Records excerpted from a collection
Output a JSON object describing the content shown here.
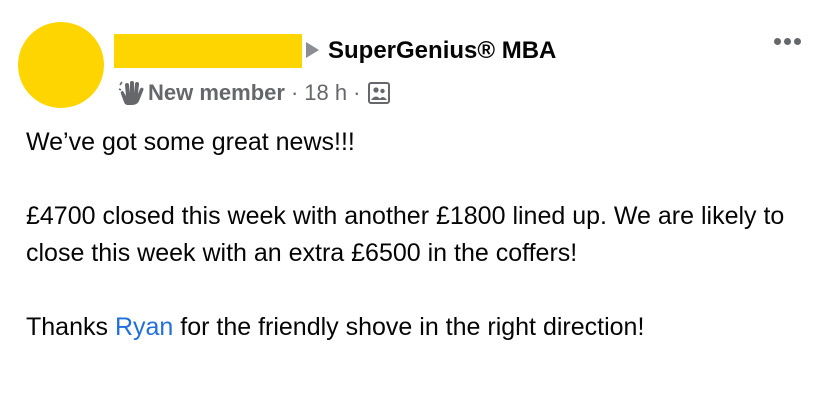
{
  "header": {
    "group_name": "SuperGenius® MBA",
    "badge": "New member",
    "separator": "·",
    "timestamp": "18 h",
    "audience_icon": "group-audience-icon",
    "redaction_color": "#FFD500"
  },
  "post": {
    "line1": "We’ve got some great news!!!",
    "line2": "£4700 closed this week with another £1800 lined up. We are likely to close this week with an extra £6500 in the coffers!",
    "line3_before": "Thanks ",
    "line3_link": "Ryan",
    "line3_after": " for the friendly shove in the right direction!",
    "link_color": "#216FDB"
  }
}
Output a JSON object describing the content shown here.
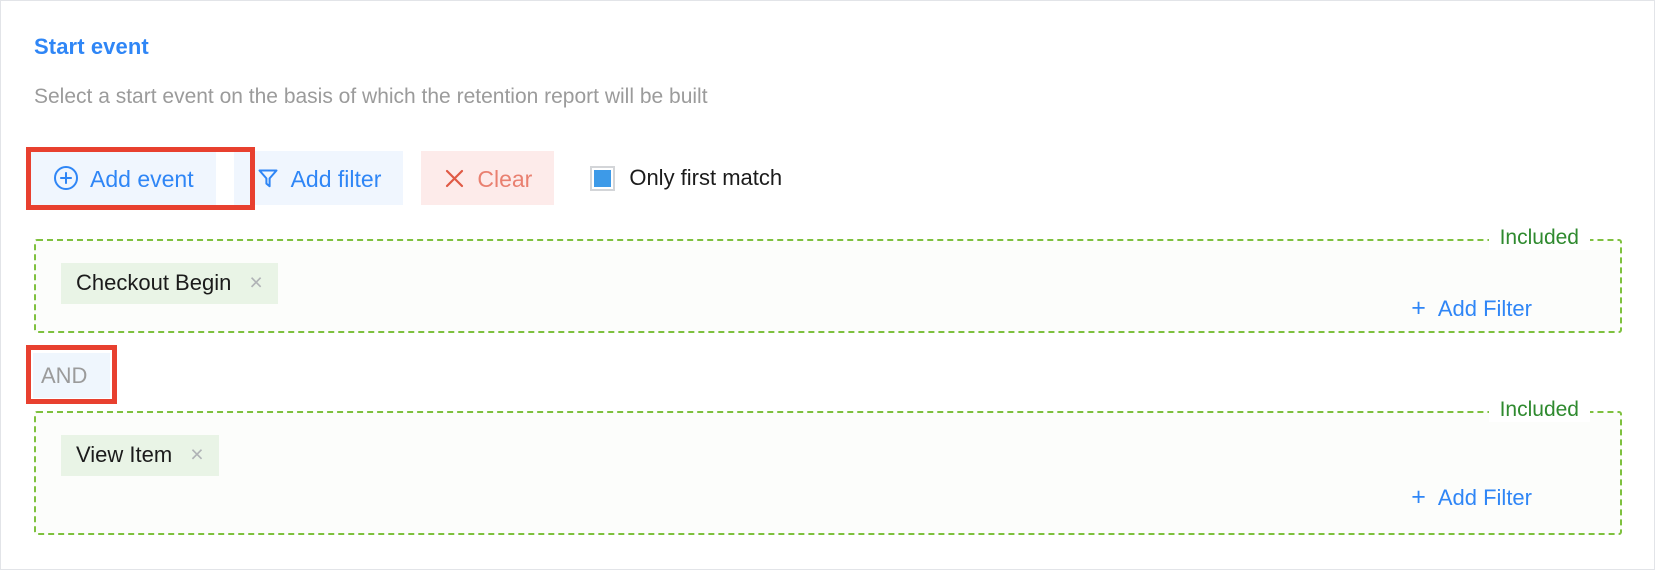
{
  "header": {
    "title": "Start event",
    "description": "Select a start event on the basis of which the retention report will be built",
    "title_color": "#2f86f6",
    "description_color": "#9b9b9b"
  },
  "toolbar": {
    "add_event_label": "Add event",
    "add_filter_label": "Add filter",
    "clear_label": "Clear",
    "only_first_match_label": "Only first match",
    "only_first_match_checked": true,
    "checkbox_fill_color": "#3d9ae8",
    "button_blue_bg": "#f0f6fe",
    "button_blue_fg": "#2f86f6",
    "button_red_bg": "#fdebea",
    "button_red_fg": "#e98070"
  },
  "annotations": {
    "highlight_color": "#e8402f",
    "highlighted_elements": [
      "Add event",
      "AND"
    ]
  },
  "operator": {
    "and_label": "AND",
    "bg_color": "#eff6fd",
    "text_color": "#9b9b9b"
  },
  "groups": [
    {
      "legend": "Included",
      "legend_color": "#2f8a2f",
      "border_color": "#7ec13e",
      "chip_label": "Checkout Begin",
      "chip_remove_icon": "×",
      "chip_bg": "#e9f4e6",
      "add_filter_label": "Add Filter",
      "add_filter_plus": "+"
    },
    {
      "legend": "Included",
      "legend_color": "#2f8a2f",
      "border_color": "#7ec13e",
      "chip_label": "View Item",
      "chip_remove_icon": "×",
      "chip_bg": "#e9f4e6",
      "add_filter_label": "Add Filter",
      "add_filter_plus": "+"
    }
  ]
}
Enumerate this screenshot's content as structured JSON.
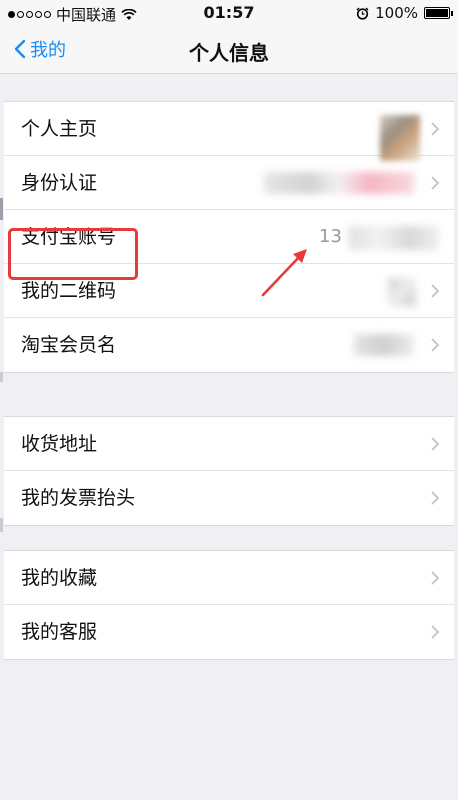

EXERCISE PROMPT: All the records above need to be given again word for word. Skip the pictures.

THE OUTPUT:
Output a JSON object describing the content shown here.
{
  "header": {
    "group_name": "SuperGenius® MBA",
    "badge": "New member",
    "separator": "·",
    "timestamp": "18 h",
    "audience_icon": "group-audience-icon",
    "redaction_color": "#FFD500"
  },
  "post": {
    "line1": "We’ve got some great news!!!",
    "line2": "£4700 closed this week with another £1800 lined up. We are likely to close this week with an extra £6500 in the coffers!",
    "line3_before": "Thanks ",
    "line3_link": "Ryan",
    "line3_after": " for the friendly shove in the right direction!",
    "link_color": "#216FDB"
  }
}
Output a JSON object describing the content shown here.
{
  "header": {
    "title": "Start event",
    "description": "Select a start event on the basis of which the retention report will be built",
    "title_color": "#2f86f6",
    "description_color": "#9b9b9b"
  },
  "toolbar": {
    "add_event_label": "Add event",
    "add_filter_label": "Add filter",
    "clear_label": "Clear",
    "only_first_match_label": "Only first match",
    "only_first_match_checked": true,
    "checkbox_fill_color": "#3d9ae8",
    "button_blue_bg": "#f0f6fe",
    "button_blue_fg": "#2f86f6",
    "button_red_bg": "#fdebea",
    "button_red_fg": "#e98070"
  },
  "annotations": {
    "highlight_color": "#e8402f",
    "highlighted_elements": [
      "Add event",
      "AND"
    ]
  },
  "operator": {
    "and_label": "AND",
    "bg_color": "#eff6fd",
    "text_color": "#9b9b9b"
  },
  "groups": [
    {
      "legend": "Included",
      "legend_color": "#2f8a2f",
      "border_color": "#7ec13e",
      "chip_label": "Checkout Begin",
      "chip_remove_icon": "×",
      "chip_bg": "#e9f4e6",
      "add_filter_label": "Add Filter",
      "add_filter_plus": "+"
    },
    {
      "legend": "Included",
      "legend_color": "#2f8a2f",
      "border_color": "#7ec13e",
      "chip_label": "View Item",
      "chip_remove_icon": "×",
      "chip_bg": "#e9f4e6",
      "add_filter_label": "Add Filter",
      "add_filter_plus": "+"
    }
  ]
}
Enumerate this screenshot's content as structured JSON.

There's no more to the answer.